> **EXERCISE REQUIREMENTS**
Please list all lines of the material below in which the string "JSON" occurs.

[EXERCISE INPUTS start]

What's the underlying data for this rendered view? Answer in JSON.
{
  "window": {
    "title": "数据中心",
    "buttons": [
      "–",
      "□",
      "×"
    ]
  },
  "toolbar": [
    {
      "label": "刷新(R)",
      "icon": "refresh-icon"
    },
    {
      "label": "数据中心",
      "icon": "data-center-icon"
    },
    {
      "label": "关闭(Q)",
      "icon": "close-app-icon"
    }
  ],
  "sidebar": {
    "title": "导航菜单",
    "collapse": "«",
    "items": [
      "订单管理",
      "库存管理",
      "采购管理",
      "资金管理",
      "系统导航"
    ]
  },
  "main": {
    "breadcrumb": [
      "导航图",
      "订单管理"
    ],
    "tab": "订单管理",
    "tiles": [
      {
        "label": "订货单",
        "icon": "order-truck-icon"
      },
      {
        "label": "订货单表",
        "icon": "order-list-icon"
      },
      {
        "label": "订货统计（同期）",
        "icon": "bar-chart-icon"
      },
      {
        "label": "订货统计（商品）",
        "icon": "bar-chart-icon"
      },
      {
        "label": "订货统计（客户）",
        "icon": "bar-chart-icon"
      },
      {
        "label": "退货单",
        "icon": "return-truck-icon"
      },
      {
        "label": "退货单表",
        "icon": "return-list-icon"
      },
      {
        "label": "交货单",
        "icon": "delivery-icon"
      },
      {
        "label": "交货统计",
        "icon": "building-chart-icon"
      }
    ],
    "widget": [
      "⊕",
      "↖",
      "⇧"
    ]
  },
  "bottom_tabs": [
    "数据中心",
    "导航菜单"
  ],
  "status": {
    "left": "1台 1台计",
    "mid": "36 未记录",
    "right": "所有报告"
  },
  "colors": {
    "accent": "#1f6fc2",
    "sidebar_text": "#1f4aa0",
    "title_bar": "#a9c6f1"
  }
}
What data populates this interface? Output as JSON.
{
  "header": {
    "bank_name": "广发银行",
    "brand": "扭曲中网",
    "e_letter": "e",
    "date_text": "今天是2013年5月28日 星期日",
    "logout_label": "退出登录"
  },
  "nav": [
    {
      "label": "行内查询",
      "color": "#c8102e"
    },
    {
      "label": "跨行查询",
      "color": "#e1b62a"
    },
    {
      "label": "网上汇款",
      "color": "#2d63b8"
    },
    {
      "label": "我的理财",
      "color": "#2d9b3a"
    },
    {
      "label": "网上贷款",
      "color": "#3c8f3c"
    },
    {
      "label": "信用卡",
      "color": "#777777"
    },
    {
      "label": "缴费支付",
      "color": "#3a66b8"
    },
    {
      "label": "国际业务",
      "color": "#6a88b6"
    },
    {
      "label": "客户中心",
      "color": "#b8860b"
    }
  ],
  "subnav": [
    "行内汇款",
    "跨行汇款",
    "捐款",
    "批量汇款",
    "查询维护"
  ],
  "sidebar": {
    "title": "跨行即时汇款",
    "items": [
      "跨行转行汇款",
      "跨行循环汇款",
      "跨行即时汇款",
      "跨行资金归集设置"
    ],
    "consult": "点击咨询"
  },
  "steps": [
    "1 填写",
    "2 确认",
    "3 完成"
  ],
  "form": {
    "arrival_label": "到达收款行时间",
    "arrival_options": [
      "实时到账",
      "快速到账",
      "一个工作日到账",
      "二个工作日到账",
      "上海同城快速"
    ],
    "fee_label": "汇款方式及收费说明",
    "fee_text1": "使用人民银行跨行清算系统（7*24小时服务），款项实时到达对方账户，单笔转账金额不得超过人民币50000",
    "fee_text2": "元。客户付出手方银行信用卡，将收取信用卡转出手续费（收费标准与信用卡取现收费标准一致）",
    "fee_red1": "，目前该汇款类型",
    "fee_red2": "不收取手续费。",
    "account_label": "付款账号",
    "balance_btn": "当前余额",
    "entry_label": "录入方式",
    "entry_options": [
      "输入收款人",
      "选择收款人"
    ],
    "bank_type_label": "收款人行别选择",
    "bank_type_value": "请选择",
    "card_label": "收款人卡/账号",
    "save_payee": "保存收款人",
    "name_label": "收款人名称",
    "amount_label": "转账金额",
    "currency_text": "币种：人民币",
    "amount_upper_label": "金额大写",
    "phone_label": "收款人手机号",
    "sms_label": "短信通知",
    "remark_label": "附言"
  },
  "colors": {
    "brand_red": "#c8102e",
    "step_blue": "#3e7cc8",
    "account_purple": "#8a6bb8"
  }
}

[EXERCISE INPUTS end]

> **FINISHED ANSWER**
What's the underlying data for this rendered view? Answer in JSON.
What data populates this interface? Output as JSON.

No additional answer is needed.